_What this task involves:_
Reply with one number: the count of lines in the records below that hold "текстовым".

_Data listing:_
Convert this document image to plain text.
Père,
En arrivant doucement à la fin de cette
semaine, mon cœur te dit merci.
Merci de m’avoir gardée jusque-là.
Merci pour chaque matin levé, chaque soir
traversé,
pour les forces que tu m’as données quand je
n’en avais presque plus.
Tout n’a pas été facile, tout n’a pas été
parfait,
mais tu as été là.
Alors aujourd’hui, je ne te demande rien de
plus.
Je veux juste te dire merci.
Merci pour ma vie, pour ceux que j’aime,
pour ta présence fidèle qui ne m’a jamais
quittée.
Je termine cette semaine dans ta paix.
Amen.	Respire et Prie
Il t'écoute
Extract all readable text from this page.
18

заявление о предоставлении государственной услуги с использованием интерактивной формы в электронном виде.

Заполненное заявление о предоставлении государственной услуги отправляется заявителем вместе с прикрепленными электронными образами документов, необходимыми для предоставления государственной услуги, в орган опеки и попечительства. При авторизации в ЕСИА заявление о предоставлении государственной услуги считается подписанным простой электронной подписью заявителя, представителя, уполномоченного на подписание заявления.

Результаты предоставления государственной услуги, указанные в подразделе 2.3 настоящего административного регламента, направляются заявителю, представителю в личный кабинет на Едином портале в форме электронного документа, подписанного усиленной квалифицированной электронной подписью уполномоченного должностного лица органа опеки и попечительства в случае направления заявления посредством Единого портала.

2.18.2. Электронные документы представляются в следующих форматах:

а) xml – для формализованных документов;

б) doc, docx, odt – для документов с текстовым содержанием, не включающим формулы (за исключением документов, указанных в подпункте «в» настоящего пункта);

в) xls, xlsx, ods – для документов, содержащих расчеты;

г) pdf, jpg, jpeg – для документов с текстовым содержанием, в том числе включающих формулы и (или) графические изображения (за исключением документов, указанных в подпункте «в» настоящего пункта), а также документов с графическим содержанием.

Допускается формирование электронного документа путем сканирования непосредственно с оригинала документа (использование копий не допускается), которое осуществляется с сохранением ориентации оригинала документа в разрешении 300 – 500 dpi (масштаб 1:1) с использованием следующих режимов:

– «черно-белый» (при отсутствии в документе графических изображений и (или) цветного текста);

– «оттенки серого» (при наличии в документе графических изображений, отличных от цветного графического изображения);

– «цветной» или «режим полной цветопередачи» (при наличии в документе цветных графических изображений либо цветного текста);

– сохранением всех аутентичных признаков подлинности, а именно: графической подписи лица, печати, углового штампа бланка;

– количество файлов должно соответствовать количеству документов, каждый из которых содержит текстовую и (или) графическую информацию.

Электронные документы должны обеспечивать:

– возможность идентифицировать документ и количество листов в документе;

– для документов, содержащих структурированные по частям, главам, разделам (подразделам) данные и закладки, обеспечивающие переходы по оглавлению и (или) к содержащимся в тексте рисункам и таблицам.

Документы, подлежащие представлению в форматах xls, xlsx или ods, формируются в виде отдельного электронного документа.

_Solution to this task:_
2